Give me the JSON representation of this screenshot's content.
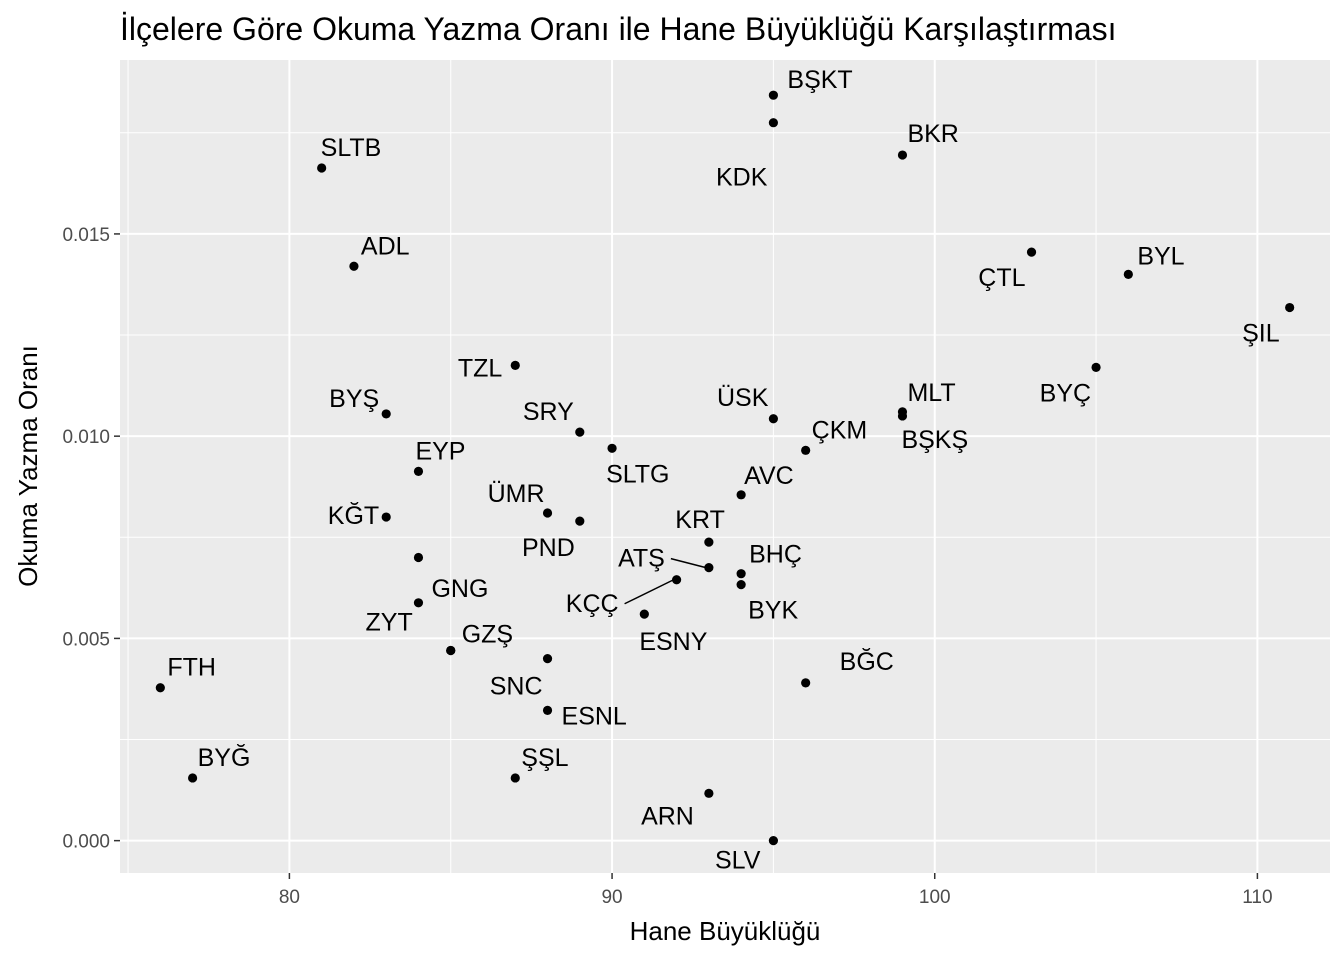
{
  "chart_data": {
    "type": "scatter",
    "title": "İlçelere Göre Okuma Yazma Oranı ile Hane Büyüklüğü Karşılaştırması",
    "xlabel": "Hane Büyüklüğü",
    "ylabel": "Okuma Yazma Oranı",
    "xlim": [
      74.75,
      112.25
    ],
    "ylim": [
      -0.0008,
      0.0193
    ],
    "x_ticks": [
      80,
      90,
      100,
      110
    ],
    "x_tick_labels": [
      "80",
      "90",
      "100",
      "110"
    ],
    "y_ticks": [
      0.0,
      0.005,
      0.01,
      0.015
    ],
    "y_tick_labels": [
      "0.000",
      "0.005",
      "0.010",
      "0.015"
    ],
    "grid": true,
    "legend": "none",
    "colors": {
      "panel": "#ebebeb",
      "grid": "#ffffff",
      "point": "#000000",
      "tick_text": "#4d4d4d"
    },
    "points": [
      {
        "label": "BŞKT",
        "x": 95,
        "y": 0.01843
      },
      {
        "label": "KDK",
        "x": 95,
        "y": 0.01775
      },
      {
        "label": "BKR",
        "x": 99,
        "y": 0.01695
      },
      {
        "label": "SLTB",
        "x": 81,
        "y": 0.01663
      },
      {
        "label": "ADL",
        "x": 82,
        "y": 0.0142
      },
      {
        "label": "ÇTL",
        "x": 103,
        "y": 0.01455
      },
      {
        "label": "BYL",
        "x": 106,
        "y": 0.014
      },
      {
        "label": "ŞIL",
        "x": 111,
        "y": 0.01318
      },
      {
        "label": "TZL",
        "x": 87,
        "y": 0.01175
      },
      {
        "label": "BYÇ",
        "x": 105,
        "y": 0.0117
      },
      {
        "label": "BYŞ",
        "x": 83,
        "y": 0.01055
      },
      {
        "label": "MLT",
        "x": 99,
        "y": 0.0106
      },
      {
        "label": "BŞKŞ",
        "x": 99,
        "y": 0.0105
      },
      {
        "label": "ÜSK",
        "x": 95,
        "y": 0.01043
      },
      {
        "label": "SRY",
        "x": 89,
        "y": 0.0101
      },
      {
        "label": "SLTG",
        "x": 90,
        "y": 0.0097
      },
      {
        "label": "ÇKM",
        "x": 96,
        "y": 0.00965
      },
      {
        "label": "EYP",
        "x": 84,
        "y": 0.00913
      },
      {
        "label": "AVC",
        "x": 94,
        "y": 0.00855
      },
      {
        "label": "ÜMR",
        "x": 88,
        "y": 0.0081
      },
      {
        "label": "KĞT",
        "x": 83,
        "y": 0.008
      },
      {
        "label": "PND",
        "x": 89,
        "y": 0.0079
      },
      {
        "label": "KRT",
        "x": 93,
        "y": 0.00738
      },
      {
        "label": "",
        "x": 84,
        "y": 0.007
      },
      {
        "label": "ATŞ",
        "x": 93,
        "y": 0.00675
      },
      {
        "label": "BHÇ",
        "x": 94,
        "y": 0.0066
      },
      {
        "label": "KÇÇ",
        "x": 92,
        "y": 0.00645
      },
      {
        "label": "BYK",
        "x": 94,
        "y": 0.00633
      },
      {
        "label": "GNG",
        "x": 84,
        "y": 0.00588
      },
      {
        "label": "ESNY",
        "x": 91,
        "y": 0.0056
      },
      {
        "label": "ZYT",
        "x": 85,
        "y": 0.0047
      },
      {
        "label": "GZŞ",
        "x": 85,
        "y": 0.0047
      },
      {
        "label": "SNC",
        "x": 88,
        "y": 0.0045
      },
      {
        "label": "BĞC",
        "x": 96,
        "y": 0.0039
      },
      {
        "label": "FTH",
        "x": 76,
        "y": 0.00378
      },
      {
        "label": "ESNL",
        "x": 88,
        "y": 0.00322
      },
      {
        "label": "BYĞ",
        "x": 77,
        "y": 0.00155
      },
      {
        "label": "ŞŞL",
        "x": 87,
        "y": 0.00155
      },
      {
        "label": "ARN",
        "x": 93,
        "y": 0.00117
      },
      {
        "label": "SLV",
        "x": 95,
        "y": 0.0
      }
    ]
  }
}
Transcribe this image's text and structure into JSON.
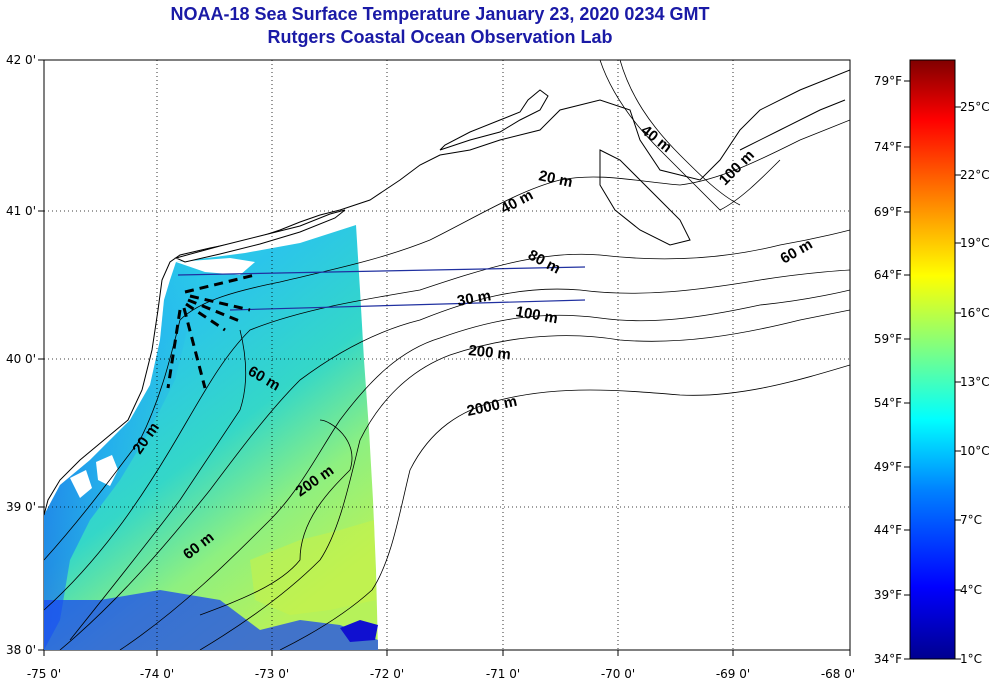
{
  "title": "NOAA-18 Sea Surface Temperature January 23, 2020 0234 GMT",
  "subtitle": "Rutgers Coastal Ocean Observation Lab",
  "lon_ticks": [
    "-75 0'",
    "-74 0'",
    "-73 0'",
    "-72 0'",
    "-71 0'",
    "-70 0'",
    "-69 0'",
    "-68 0'"
  ],
  "lat_ticks": [
    "38 0'",
    "39 0'",
    "40 0'",
    "41 0'",
    "42 0'"
  ],
  "contour_labels": [
    "20 m",
    "40 m",
    "40 m",
    "60 m",
    "60 m",
    "60 m",
    "80 m",
    "100 m",
    "100 m",
    "200 m",
    "200 m",
    "2000 m",
    "20 m",
    "60 m",
    "30 m"
  ],
  "colorbar": {
    "fahrenheit": [
      "79°F",
      "74°F",
      "69°F",
      "64°F",
      "59°F",
      "54°F",
      "49°F",
      "44°F",
      "39°F",
      "34°F"
    ],
    "celsius": [
      "25°C",
      "22°C",
      "19°C",
      "16°C",
      "13°C",
      "10°C",
      "7°C",
      "4°C",
      "1°C"
    ],
    "colors": [
      "#00008f",
      "#0000ff",
      "#0080ff",
      "#00ffff",
      "#80ff80",
      "#ffff00",
      "#ff8000",
      "#ff0000",
      "#800000"
    ]
  },
  "colors": {
    "title": "#1a1aa6",
    "land_fill": "#ffffff",
    "coast": "#000000"
  }
}
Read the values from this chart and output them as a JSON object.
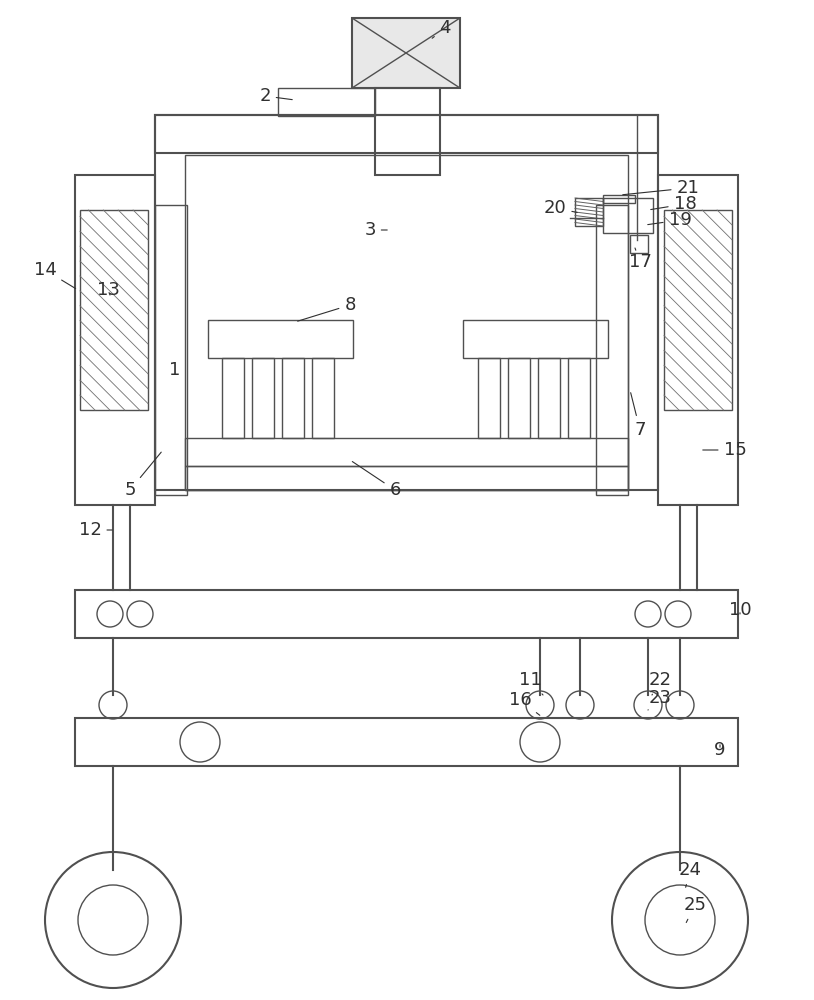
.....
*Direction*
Search the data above for the string "Büyüklüğü" and copy each line that has it.

*Complete output*
    "title": "İlçelere Göre Okuma Yazma Oranı ile Hane Büyüklüğü Karşılaştırması",
    "xlabel": "Hane Büyüklüğü",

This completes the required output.